Input for this task

[Begin]

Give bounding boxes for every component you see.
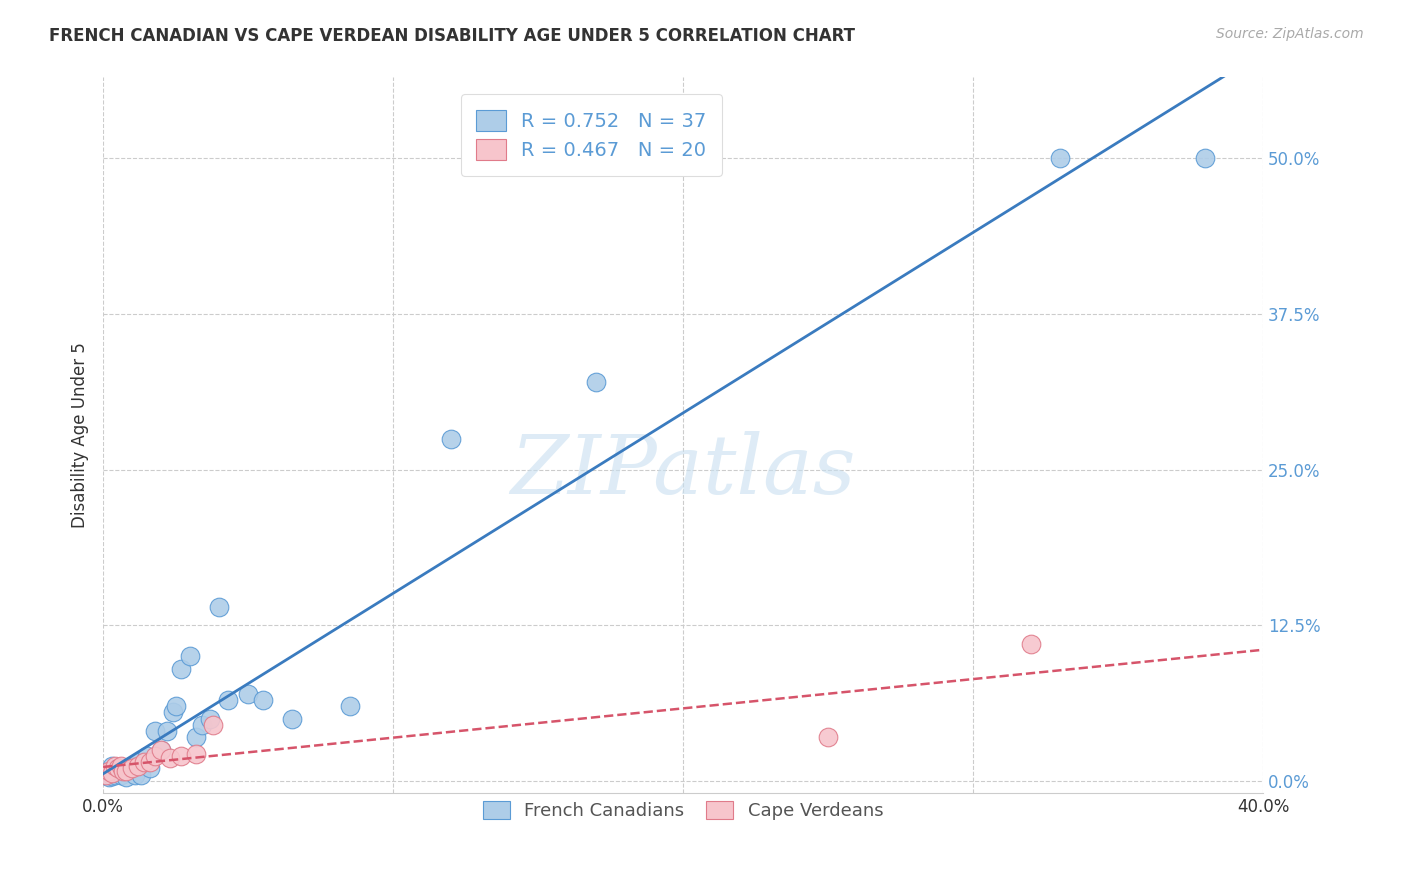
Point <box>202 718 225 732</box>
Point <box>97 764 120 778</box>
Point <box>110 767 132 781</box>
Point <box>143 749 166 764</box>
Point <box>143 724 166 739</box>
Point <box>104 767 127 781</box>
Point <box>118 761 141 775</box>
Point <box>101 769 124 783</box>
Point <box>170 749 193 764</box>
Point <box>440 432 463 446</box>
Point <box>217 693 239 707</box>
Point <box>190 718 212 732</box>
Point <box>107 765 129 780</box>
Legend: French Canadians, Cape Verdeans: French Canadians, Cape Verdeans <box>468 786 898 834</box>
Point <box>129 767 152 781</box>
Text: Source: ZipAtlas.com: Source: ZipAtlas.com <box>1216 27 1364 41</box>
Point <box>101 766 124 780</box>
Point <box>184 731 207 745</box>
Point <box>150 743 173 757</box>
Point <box>159 751 181 765</box>
Point <box>112 764 135 778</box>
Point <box>101 759 124 773</box>
Point <box>162 706 184 720</box>
Point <box>138 756 160 770</box>
Point <box>170 662 193 676</box>
Point <box>165 699 187 714</box>
Point <box>107 761 129 775</box>
Point <box>124 767 146 781</box>
Point <box>280 712 302 726</box>
Point <box>94 767 117 781</box>
Point <box>112 761 135 775</box>
Point <box>817 731 839 745</box>
Point <box>585 376 607 390</box>
Point <box>132 756 155 770</box>
Point <box>110 759 132 773</box>
Point <box>121 759 143 773</box>
Point <box>1049 152 1071 166</box>
Point <box>200 712 222 726</box>
Point <box>339 699 361 714</box>
Point <box>115 764 138 778</box>
Point <box>184 747 207 761</box>
Point <box>236 687 259 701</box>
Point <box>252 693 274 707</box>
Point <box>97 770 120 784</box>
Point <box>121 761 143 775</box>
Point <box>127 759 149 773</box>
Point <box>208 599 231 614</box>
Text: ZIPatlas: ZIPatlas <box>510 431 856 511</box>
Point <box>156 724 179 739</box>
Point <box>115 770 138 784</box>
Point <box>104 759 127 773</box>
Point <box>150 743 173 757</box>
Point <box>138 761 160 775</box>
Point <box>135 749 157 764</box>
Point <box>127 756 149 770</box>
Point <box>1194 152 1216 166</box>
Point <box>1019 637 1042 651</box>
Y-axis label: Disability Age Under 5: Disability Age Under 5 <box>72 343 89 528</box>
Point <box>94 767 117 781</box>
Point <box>179 649 201 664</box>
Point <box>97 764 120 778</box>
Text: FRENCH CANADIAN VS CAPE VERDEAN DISABILITY AGE UNDER 5 CORRELATION CHART: FRENCH CANADIAN VS CAPE VERDEAN DISABILI… <box>49 27 855 45</box>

[End]

Exercise aim
Convert the listing above into a numbered list, skipping any blank lines and omitting the pictures.

Solution to the problem
1. Give bounding boxes for every component you see.
2. Point <box>202 718 225 732</box>
3. Point <box>97 764 120 778</box>
4. Point <box>110 767 132 781</box>
5. Point <box>143 749 166 764</box>
6. Point <box>143 724 166 739</box>
7. Point <box>104 767 127 781</box>
8. Point <box>118 761 141 775</box>
9. Point <box>101 769 124 783</box>
10. Point <box>170 749 193 764</box>
11. Point <box>440 432 463 446</box>
12. Point <box>217 693 239 707</box>
13. Point <box>190 718 212 732</box>
14. Point <box>107 765 129 780</box>
15. Legend: French Canadians, Cape Verdeans: French Canadians, Cape Verdeans <box>468 786 898 834</box>
16. Point <box>129 767 152 781</box>
17. Text: Source: ZipAtlas.com: Source: ZipAtlas.com <box>1216 27 1364 41</box>
18. Point <box>101 766 124 780</box>
19. Point <box>184 731 207 745</box>
20. Point <box>150 743 173 757</box>
21. Point <box>159 751 181 765</box>
22. Point <box>112 764 135 778</box>
23. Point <box>101 759 124 773</box>
24. Point <box>162 706 184 720</box>
25. Point <box>138 756 160 770</box>
26. Point <box>170 662 193 676</box>
27. Point <box>165 699 187 714</box>
28. Point <box>107 761 129 775</box>
29. Point <box>124 767 146 781</box>
30. Point <box>280 712 302 726</box>
31. Point <box>94 767 117 781</box>
32. Point <box>112 761 135 775</box>
33. Point <box>817 731 839 745</box>
34. Point <box>585 376 607 390</box>
35. Point <box>132 756 155 770</box>
36. Point <box>110 759 132 773</box>
37. Point <box>121 759 143 773</box>
38. Point <box>1049 152 1071 166</box>
39. Point <box>200 712 222 726</box>
40. Point <box>339 699 361 714</box>
41. Point <box>115 764 138 778</box>
42. Point <box>184 747 207 761</box>
43. Point <box>236 687 259 701</box>
44. Point <box>252 693 274 707</box>
45. Point <box>97 770 120 784</box>
46. Point <box>121 761 143 775</box>
47. Point <box>127 759 149 773</box>
48. Point <box>208 599 231 614</box>
49. Text: ZIPatlas: ZIPatlas <box>510 431 856 511</box>
50. Point <box>156 724 179 739</box>
51. Point <box>115 770 138 784</box>
52. Point <box>104 759 127 773</box>
53. Point <box>150 743 173 757</box>
54. Point <box>138 761 160 775</box>
55. Point <box>135 749 157 764</box>
56. Point <box>127 756 149 770</box>
57. Point <box>1194 152 1216 166</box>
58. Point <box>1019 637 1042 651</box>
59. Y-axis label: Disability Age Under 5: Disability Age Under 5 <box>72 343 89 528</box>
60. Point <box>94 767 117 781</box>
61. Point <box>179 649 201 664</box>
62. Point <box>97 764 120 778</box>
63. Text: FRENCH CANADIAN VS CAPE VERDEAN DISABILITY AGE UNDER 5 CORRELATION CHART: FRENCH CANADIAN VS CAPE VERDEAN DISABILI… <box>49 27 855 45</box>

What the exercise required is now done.